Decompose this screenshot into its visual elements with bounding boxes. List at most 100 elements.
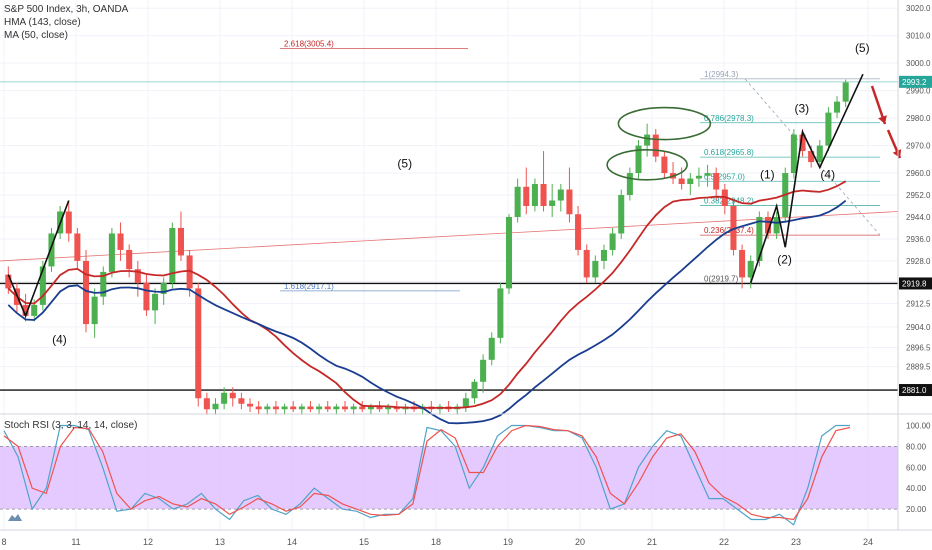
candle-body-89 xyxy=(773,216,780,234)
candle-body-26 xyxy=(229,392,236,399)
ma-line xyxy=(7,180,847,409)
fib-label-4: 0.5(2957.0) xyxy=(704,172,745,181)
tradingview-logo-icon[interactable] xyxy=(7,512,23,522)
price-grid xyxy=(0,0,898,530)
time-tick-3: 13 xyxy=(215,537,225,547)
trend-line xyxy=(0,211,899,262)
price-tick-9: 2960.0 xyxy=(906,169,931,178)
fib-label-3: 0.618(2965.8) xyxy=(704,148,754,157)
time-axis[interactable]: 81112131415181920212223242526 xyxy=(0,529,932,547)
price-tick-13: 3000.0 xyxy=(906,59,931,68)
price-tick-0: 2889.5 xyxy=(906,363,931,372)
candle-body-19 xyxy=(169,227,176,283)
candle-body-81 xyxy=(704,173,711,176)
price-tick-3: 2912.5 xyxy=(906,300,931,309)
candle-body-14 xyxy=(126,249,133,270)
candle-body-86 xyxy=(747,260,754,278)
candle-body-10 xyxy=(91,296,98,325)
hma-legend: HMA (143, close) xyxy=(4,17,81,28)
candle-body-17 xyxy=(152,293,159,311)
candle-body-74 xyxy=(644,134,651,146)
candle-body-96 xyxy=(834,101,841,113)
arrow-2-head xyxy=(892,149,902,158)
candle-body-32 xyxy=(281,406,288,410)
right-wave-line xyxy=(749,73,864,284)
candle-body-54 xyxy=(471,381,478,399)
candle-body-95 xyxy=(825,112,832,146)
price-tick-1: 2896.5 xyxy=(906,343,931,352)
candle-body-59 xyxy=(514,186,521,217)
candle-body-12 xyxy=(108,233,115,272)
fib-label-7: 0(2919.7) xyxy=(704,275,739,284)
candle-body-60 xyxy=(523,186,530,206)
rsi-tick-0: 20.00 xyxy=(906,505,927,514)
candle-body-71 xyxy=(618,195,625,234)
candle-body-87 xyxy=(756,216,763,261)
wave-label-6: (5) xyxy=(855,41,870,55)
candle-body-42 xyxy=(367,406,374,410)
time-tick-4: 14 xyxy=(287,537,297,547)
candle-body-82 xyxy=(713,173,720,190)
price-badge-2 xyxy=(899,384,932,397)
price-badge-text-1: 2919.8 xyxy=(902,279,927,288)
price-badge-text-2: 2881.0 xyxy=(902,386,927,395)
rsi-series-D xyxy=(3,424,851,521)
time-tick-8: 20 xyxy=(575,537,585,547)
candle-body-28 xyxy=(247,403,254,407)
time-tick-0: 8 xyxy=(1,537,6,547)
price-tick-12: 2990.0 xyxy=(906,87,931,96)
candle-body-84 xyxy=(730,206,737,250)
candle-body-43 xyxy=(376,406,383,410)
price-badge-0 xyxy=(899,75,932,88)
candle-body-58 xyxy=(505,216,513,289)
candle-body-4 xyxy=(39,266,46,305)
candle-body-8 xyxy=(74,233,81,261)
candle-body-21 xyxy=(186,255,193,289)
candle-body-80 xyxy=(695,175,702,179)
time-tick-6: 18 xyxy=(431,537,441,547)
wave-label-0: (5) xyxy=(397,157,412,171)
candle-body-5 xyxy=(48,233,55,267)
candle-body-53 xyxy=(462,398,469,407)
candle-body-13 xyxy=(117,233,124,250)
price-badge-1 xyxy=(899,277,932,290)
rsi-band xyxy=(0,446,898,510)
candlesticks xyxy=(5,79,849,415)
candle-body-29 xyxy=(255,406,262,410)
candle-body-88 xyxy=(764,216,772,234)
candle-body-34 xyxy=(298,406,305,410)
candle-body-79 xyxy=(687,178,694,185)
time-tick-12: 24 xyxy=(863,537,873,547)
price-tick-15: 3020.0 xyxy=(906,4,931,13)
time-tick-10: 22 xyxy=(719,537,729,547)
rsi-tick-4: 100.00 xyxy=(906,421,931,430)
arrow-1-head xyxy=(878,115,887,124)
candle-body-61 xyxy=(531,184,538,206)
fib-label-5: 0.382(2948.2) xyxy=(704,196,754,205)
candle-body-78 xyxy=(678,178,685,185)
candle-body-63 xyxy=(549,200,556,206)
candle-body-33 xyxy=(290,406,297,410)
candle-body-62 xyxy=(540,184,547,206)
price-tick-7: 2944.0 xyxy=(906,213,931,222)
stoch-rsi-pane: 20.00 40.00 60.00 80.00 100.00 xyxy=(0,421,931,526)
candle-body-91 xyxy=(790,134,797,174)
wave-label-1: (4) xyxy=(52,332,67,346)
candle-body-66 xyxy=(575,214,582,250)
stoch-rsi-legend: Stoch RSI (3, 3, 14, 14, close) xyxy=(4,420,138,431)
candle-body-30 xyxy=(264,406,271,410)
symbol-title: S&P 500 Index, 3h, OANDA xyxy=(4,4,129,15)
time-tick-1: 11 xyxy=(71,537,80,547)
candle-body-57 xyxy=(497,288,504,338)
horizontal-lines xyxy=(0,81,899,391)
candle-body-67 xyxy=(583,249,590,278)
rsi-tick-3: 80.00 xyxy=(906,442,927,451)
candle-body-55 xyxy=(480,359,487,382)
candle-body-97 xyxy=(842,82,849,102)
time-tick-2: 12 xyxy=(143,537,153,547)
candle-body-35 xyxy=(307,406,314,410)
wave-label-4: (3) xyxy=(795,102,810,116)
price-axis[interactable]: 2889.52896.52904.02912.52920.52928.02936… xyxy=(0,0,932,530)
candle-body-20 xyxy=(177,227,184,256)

################

Exercise brief | Express the data above as a JSON list of strings, one string per line, leaving out blank lines and the picture.

Result for this exercise |
[
  "Decompose this screenshot into its visual elements with bounding boxes. List at most 100 elements.",
  "candle-body-89 xyxy=(773,216,780,234)",
  "candle-body-26 xyxy=(229,392,236,399)",
  "ma-line xyxy=(7,180,847,409)",
  "fib-label-4: 0.5(2957.0) xyxy=(704,172,745,181)",
  "tradingview-logo-icon[interactable] xyxy=(7,512,23,522)",
  "price-grid xyxy=(0,0,898,530)",
  "time-tick-3: 13 xyxy=(215,537,225,547)",
  "trend-line xyxy=(0,211,899,262)",
  "price-tick-9: 2960.0 xyxy=(906,169,931,178)",
  "fib-label-3: 0.618(2965.8) xyxy=(704,148,754,157)",
  "time-axis[interactable]: 81112131415181920212223242526 xyxy=(0,529,932,547)",
  "price-tick-13: 3000.0 xyxy=(906,59,931,68)",
  "price-tick-0: 2889.5 xyxy=(906,363,931,372)",
  "candle-body-19 xyxy=(169,227,176,283)",
  "candle-body-81 xyxy=(704,173,711,176)",
  "price-tick-3: 2912.5 xyxy=(906,300,931,309)",
  "candle-body-14 xyxy=(126,249,133,270)",
  "candle-body-86 xyxy=(747,260,754,278)",
  "candle-body-10 xyxy=(91,296,98,325)",
  "hma-legend: HMA (143, close) xyxy=(4,17,81,28)",
  "candle-body-17 xyxy=(152,293,159,311)",
  "candle-body-74 xyxy=(644,134,651,146)",
  "candle-body-96 xyxy=(834,101,841,113)",
  "arrow-2-head xyxy=(892,149,902,158)",
  "candle-body-32 xyxy=(281,406,288,410)",
  "right-wave-line xyxy=(749,73,864,284)",
  "candle-body-54 xyxy=(471,381,478,399)",
  "candle-body-95 xyxy=(825,112,832,146)",
  "price-tick-1: 2896.5 xyxy=(906,343,931,352)",
  "candle-body-59 xyxy=(514,186,521,217)",
  "candle-body-12 xyxy=(108,233,115,272)",
  "fib-label-7: 0(2919.7) xyxy=(704,275,739,284)",
  "candle-body-60 xyxy=(523,186,530,206)",
  "rsi-tick-0: 20.00 xyxy=(906,505,927,514)",
  "candle-body-71 xyxy=(618,195,625,234)",
  "candle-body-87 xyxy=(756,216,763,261)",
  "wave-label-6: (5) xyxy=(855,41,870,55)",
  "candle-body-42 xyxy=(367,406,374,410)",
  "time-tick-4: 14 xyxy=(287,537,297,547)",
  "candle-body-82 xyxy=(713,173,720,190)",
  "price-badge-2 xyxy=(899,384,932,397)",
  "price-badge-text-1: 2919.8 xyxy=(902,279,927,288)",
  "price-badge-text-2: 2881.0 xyxy=(902,386,927,395)",
  "rsi-series-D xyxy=(3,424,851,521)",
  "time-tick-8: 20 xyxy=(575,537,585,547)",
  "candle-body-28 xyxy=(247,403,254,407)",
  "time-tick-0: 8 xyxy=(1,537,6,547)",
  "price-tick-12: 2990.0 xyxy=(906,87,931,96)",
  "candle-body-84 xyxy=(730,206,737,250)",
  "candle-body-43 xyxy=(376,406,383,410)",
  "price-badge-0 xyxy=(899,75,932,88)",
  "candle-body-58 xyxy=(505,216,513,289)",
  "candle-body-4 xyxy=(39,266,46,305)",
  "candle-body-8 xyxy=(74,233,81,261)",
  "candle-body-21 xyxy=(186,255,193,289)",
  "candle-body-80 xyxy=(695,175,702,179)",
  "time-tick-6: 18 xyxy=(431,537,441,547)",
  "wave-label-0: (5) xyxy=(397,157,412,171)",
  "candle-body-5 xyxy=(48,233,55,267)",
  "candle-body-53 xyxy=(462,398,469,407)",
  "candle-body-13 xyxy=(117,233,124,250)",
  "price-badge-1 xyxy=(899,277,932,290)",
  "rsi-band xyxy=(0,446,898,510)",
  "candlesticks xyxy=(5,79,849,415)",
  "candle-body-29 xyxy=(255,406,262,410)",
  "candle-body-88 xyxy=(764,216,772,234)",
  "candle-body-34 xyxy=(298,406,305,410)",
  "candle-body-79 xyxy=(687,178,694,185)",
  "time-tick-12: 24 xyxy=(863,537,873,547)",
  "price-tick-15: 3020.0 xyxy=(906,4,931,13)",
  "time-tick-10: 22 xyxy=(719,537,729,547)",
  "rsi-tick-4: 100.00 xyxy=(906,421,931,430)",
  "arrow-1-head xyxy=(878,115,887,124)",
  "candle-body-61 xyxy=(531,184,538,206)",
  "fib-label-5: 0.382(2948.2) xyxy=(704,196,754,205)",
  "candle-body-78 xyxy=(678,178,685,185)",
  "candle-body-63 xyxy=(549,200,556,206)",
  "candle-body-33 xyxy=(290,406,297,410)",
  "candle-body-62 xyxy=(540,184,547,206)",
  "price-tick-7: 2944.0 xyxy=(906,213,931,222)",
  "stoch-rsi-pane: 20.00 40.00 60.00 80.00 100.00 xyxy=(0,421,931,526)",
  "candle-body-91 xyxy=(790,134,797,174)",
  "wave-label-1: (4) xyxy=(52,332,67,346)",
  "candle-body-66 xyxy=(575,214,582,250)",
  "stoch-rsi-legend: Stoch RSI (3, 3, 14, 14, close) xyxy=(4,420,138,431)",
  "candle-body-30 xyxy=(264,406,271,410)",
  "symbol-title: S&P 500 Index, 3h, OANDA xyxy=(4,4,129,15)",
  "time-tick-1: 11 xyxy=(71,537,80,547)",
  "candle-body-57 xyxy=(497,288,504,338)",
  "horizontal-lines xyxy=(0,81,899,391)",
  "candle-body-67 xyxy=(583,249,590,278)",
  "rsi-tick-3: 80.00 xyxy=(906,442,927,451)",
  "candle-body-55 xyxy=(480,359,487,382)",
  "candle-body-97 xyxy=(842,82,849,102)",
  "time-tick-2: 12 xyxy=(143,537,153,547)",
  "candle-body-35 xyxy=(307,406,314,410)",
  "wave-label-4: (3) xyxy=(795,102,810,116)",
  "price-axis[interactable]: 2889.52896.52904.02912.52920.52928.02936… xyxy=(0,0,932,530)",
  "candle-body-20 xyxy=(177,227,184,256)"
]